WHAT THIS TASK INVOLVES: The records should be written out in full, with nothing altered.

* Begin INPUT DATA *

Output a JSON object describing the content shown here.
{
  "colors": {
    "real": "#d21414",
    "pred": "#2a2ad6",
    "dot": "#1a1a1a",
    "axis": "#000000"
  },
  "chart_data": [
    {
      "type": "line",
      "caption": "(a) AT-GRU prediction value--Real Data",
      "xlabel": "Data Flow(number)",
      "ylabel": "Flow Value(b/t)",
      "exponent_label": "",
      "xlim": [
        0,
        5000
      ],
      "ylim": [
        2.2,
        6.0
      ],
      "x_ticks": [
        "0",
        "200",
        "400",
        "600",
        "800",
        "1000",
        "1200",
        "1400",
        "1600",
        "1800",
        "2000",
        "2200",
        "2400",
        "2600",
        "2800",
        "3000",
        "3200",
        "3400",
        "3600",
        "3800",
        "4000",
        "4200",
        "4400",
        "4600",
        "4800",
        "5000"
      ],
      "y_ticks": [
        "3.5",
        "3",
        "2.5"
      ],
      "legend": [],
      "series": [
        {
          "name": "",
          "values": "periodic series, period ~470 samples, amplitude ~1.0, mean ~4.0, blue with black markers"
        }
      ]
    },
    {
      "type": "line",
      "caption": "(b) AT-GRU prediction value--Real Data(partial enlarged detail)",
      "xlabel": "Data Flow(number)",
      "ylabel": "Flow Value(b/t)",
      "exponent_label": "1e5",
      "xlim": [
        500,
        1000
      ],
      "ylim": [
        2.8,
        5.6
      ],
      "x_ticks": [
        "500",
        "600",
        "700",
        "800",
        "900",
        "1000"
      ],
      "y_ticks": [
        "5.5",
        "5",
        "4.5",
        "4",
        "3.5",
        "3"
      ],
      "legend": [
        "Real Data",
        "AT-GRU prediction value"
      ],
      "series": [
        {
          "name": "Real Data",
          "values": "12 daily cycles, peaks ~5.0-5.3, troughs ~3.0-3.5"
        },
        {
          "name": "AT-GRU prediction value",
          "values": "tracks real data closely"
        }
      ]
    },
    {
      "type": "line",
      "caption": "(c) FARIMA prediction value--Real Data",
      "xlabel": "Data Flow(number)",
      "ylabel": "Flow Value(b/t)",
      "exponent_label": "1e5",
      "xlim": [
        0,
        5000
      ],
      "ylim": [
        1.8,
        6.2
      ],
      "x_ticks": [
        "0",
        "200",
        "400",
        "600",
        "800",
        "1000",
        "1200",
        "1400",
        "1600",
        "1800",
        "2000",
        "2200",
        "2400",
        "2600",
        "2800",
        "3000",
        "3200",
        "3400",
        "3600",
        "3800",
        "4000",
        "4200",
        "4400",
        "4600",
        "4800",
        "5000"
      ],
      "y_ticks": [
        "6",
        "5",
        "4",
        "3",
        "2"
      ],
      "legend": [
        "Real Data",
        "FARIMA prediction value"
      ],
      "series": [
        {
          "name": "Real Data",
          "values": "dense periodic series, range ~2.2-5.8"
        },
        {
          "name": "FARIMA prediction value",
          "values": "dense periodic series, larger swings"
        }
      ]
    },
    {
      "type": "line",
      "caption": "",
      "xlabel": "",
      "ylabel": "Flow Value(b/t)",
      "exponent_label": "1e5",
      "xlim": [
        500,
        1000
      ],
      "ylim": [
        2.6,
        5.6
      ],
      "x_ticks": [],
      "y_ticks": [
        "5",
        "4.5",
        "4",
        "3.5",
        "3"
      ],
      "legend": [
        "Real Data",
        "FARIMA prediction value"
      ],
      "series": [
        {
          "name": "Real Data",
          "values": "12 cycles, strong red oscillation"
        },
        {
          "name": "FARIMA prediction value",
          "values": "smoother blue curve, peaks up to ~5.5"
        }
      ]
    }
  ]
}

* End INPUT DATA *

REPLY:
Output a JSON object describing the content shown here.
{
  "colors": {
    "real": "#d21414",
    "pred": "#2a2ad6",
    "dot": "#1a1a1a",
    "axis": "#000000"
  },
  "chart_data": [
    {
      "type": "line",
      "caption": "(a) AT-GRU prediction value--Real Data",
      "xlabel": "Data Flow(number)",
      "ylabel": "Flow Value(b/t)",
      "exponent_label": "",
      "xlim": [
        0,
        5000
      ],
      "ylim": [
        2.2,
        6.0
      ],
      "x_ticks": [
        "0",
        "200",
        "400",
        "600",
        "800",
        "1000",
        "1200",
        "1400",
        "1600",
        "1800",
        "2000",
        "2200",
        "2400",
        "2600",
        "2800",
        "3000",
        "3200",
        "3400",
        "3600",
        "3800",
        "4000",
        "4200",
        "4400",
        "4600",
        "4800",
        "5000"
      ],
      "y_ticks": [
        "3.5",
        "3",
        "2.5"
      ],
      "legend": [],
      "series": [
        {
          "name": "",
          "values": "periodic series, period ~470 samples, amplitude ~1.0, mean ~4.0, blue with black markers"
        }
      ]
    },
    {
      "type": "line",
      "caption": "(b) AT-GRU prediction value--Real Data(partial enlarged detail)",
      "xlabel": "Data Flow(number)",
      "ylabel": "Flow Value(b/t)",
      "exponent_label": "1e5",
      "xlim": [
        500,
        1000
      ],
      "ylim": [
        2.8,
        5.6
      ],
      "x_ticks": [
        "500",
        "600",
        "700",
        "800",
        "900",
        "1000"
      ],
      "y_ticks": [
        "5.5",
        "5",
        "4.5",
        "4",
        "3.5",
        "3"
      ],
      "legend": [
        "Real Data",
        "AT-GRU prediction value"
      ],
      "series": [
        {
          "name": "Real Data",
          "values": "12 daily cycles, peaks ~5.0-5.3, troughs ~3.0-3.5"
        },
        {
          "name": "AT-GRU prediction value",
          "values": "tracks real data closely"
        }
      ]
    },
    {
      "type": "line",
      "caption": "(c) FARIMA prediction value--Real Data",
      "xlabel": "Data Flow(number)",
      "ylabel": "Flow Value(b/t)",
      "exponent_label": "1e5",
      "xlim": [
        0,
        5000
      ],
      "ylim": [
        1.8,
        6.2
      ],
      "x_ticks": [
        "0",
        "200",
        "400",
        "600",
        "800",
        "1000",
        "1200",
        "1400",
        "1600",
        "1800",
        "2000",
        "2200",
        "2400",
        "2600",
        "2800",
        "3000",
        "3200",
        "3400",
        "3600",
        "3800",
        "4000",
        "4200",
        "4400",
        "4600",
        "4800",
        "5000"
      ],
      "y_ticks": [
        "6",
        "5",
        "4",
        "3",
        "2"
      ],
      "legend": [
        "Real Data",
        "FARIMA prediction value"
      ],
      "series": [
        {
          "name": "Real Data",
          "values": "dense periodic series, range ~2.2-5.8"
        },
        {
          "name": "FARIMA prediction value",
          "values": "dense periodic series, larger swings"
        }
      ]
    },
    {
      "type": "line",
      "caption": "",
      "xlabel": "",
      "ylabel": "Flow Value(b/t)",
      "exponent_label": "1e5",
      "xlim": [
        500,
        1000
      ],
      "ylim": [
        2.6,
        5.6
      ],
      "x_ticks": [],
      "y_ticks": [
        "5",
        "4.5",
        "4",
        "3.5",
        "3"
      ],
      "legend": [
        "Real Data",
        "FARIMA prediction value"
      ],
      "series": [
        {
          "name": "Real Data",
          "values": "12 cycles, strong red oscillation"
        },
        {
          "name": "FARIMA prediction value",
          "values": "smoother blue curve, peaks up to ~5.5"
        }
      ]
    }
  ]
}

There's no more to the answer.